PROBLEM STATEMENT:
Quote the whole listing verbatim.

RECORDS:
§

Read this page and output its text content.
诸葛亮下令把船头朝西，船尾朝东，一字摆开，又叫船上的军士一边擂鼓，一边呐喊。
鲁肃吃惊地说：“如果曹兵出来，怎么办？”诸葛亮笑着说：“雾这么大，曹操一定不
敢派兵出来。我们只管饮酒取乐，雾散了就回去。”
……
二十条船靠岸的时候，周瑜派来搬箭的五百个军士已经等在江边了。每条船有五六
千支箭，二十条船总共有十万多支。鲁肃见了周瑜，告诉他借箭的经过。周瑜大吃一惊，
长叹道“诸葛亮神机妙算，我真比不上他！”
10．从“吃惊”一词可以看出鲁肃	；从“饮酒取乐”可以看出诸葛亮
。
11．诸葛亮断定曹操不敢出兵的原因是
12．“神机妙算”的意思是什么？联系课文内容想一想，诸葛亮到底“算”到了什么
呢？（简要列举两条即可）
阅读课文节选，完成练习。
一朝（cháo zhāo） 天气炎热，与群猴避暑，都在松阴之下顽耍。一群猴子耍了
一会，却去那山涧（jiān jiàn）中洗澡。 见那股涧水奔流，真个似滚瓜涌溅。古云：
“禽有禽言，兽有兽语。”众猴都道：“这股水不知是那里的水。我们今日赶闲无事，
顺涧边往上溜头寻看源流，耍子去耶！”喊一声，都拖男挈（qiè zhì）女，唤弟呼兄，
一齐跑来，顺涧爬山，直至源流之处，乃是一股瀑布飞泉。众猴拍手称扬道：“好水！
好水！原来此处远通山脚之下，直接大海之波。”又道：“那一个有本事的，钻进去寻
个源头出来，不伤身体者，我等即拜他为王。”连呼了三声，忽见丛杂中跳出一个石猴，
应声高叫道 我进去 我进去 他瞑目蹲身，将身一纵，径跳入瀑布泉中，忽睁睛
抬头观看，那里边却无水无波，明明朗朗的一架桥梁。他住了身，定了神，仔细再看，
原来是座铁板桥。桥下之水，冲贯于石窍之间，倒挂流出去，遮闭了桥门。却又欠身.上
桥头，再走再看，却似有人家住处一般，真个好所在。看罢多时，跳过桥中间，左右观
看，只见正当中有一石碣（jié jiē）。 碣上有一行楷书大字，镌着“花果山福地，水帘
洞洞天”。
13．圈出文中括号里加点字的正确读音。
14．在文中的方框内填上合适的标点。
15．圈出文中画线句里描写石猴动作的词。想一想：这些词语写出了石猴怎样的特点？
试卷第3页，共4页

§

EXERCISE RESPONSE:
Read this page and output its text content.
诸葛亮下令把船头朝西，船尾朝东，一字摆开，又叫船上的军士一边擂鼓，一边呐喊。
鲁肃吃惊地说：“如果曹兵出来，怎么办？”诸葛亮笑着说：“雾这么大，曹操一定不
敢派兵出来。我们只管饮酒取乐，雾散了就回去。”
……
二十条船靠岸的时候，周瑜派来搬箭的五百个军士已经等在江边了。每条船有五六
千支箭，二十条船总共有十万多支。鲁肃见了周瑜，告诉他借箭的经过。周瑜大吃一惊，
长叹道“诸葛亮神机妙算，我真比不上他！”
10．从“吃惊”一词可以看出鲁肃	；从“饮酒取乐”可以看出诸葛亮
。
11．诸葛亮断定曹操不敢出兵的原因是
12．“神机妙算”的意思是什么？联系课文内容想一想，诸葛亮到底“算”到了什么
呢？（简要列举两条即可）
阅读课文节选，完成练习。
一朝（cháo zhāo） 天气炎热，与群猴避暑，都在松阴之下顽耍。一群猴子耍了
一会，却去那山涧（jiān jiàn）中洗澡。 见那股涧水奔流，真个似滚瓜涌溅。古云：
“禽有禽言，兽有兽语。”众猴都道：“这股水不知是那里的水。我们今日赶闲无事，
顺涧边往上溜头寻看源流，耍子去耶！”喊一声，都拖男挈（qiè zhì）女，唤弟呼兄，
一齐跑来，顺涧爬山，直至源流之处，乃是一股瀑布飞泉。众猴拍手称扬道：“好水！
好水！原来此处远通山脚之下，直接大海之波。”又道：“那一个有本事的，钻进去寻
个源头出来，不伤身体者，我等即拜他为王。”连呼了三声，忽见丛杂中跳出一个石猴，
应声高叫道 我进去 我进去 他瞑目蹲身，将身一纵，径跳入瀑布泉中，忽睁睛
抬头观看，那里边却无水无波，明明朗朗的一架桥梁。他住了身，定了神，仔细再看，
原来是座铁板桥。桥下之水，冲贯于石窍之间，倒挂流出去，遮闭了桥门。却又欠身.上
桥头，再走再看，却似有人家住处一般，真个好所在。看罢多时，跳过桥中间，左右观
看，只见正当中有一石碣（jié jiē）。 碣上有一行楷书大字，镌着“花果山福地，水帘
洞洞天”。
13．圈出文中括号里加点字的正确读音。
14．在文中的方框内填上合适的标点。
15．圈出文中画线句里描写石猴动作的词。想一想：这些词语写出了石猴怎样的特点？
试卷第3页，共4页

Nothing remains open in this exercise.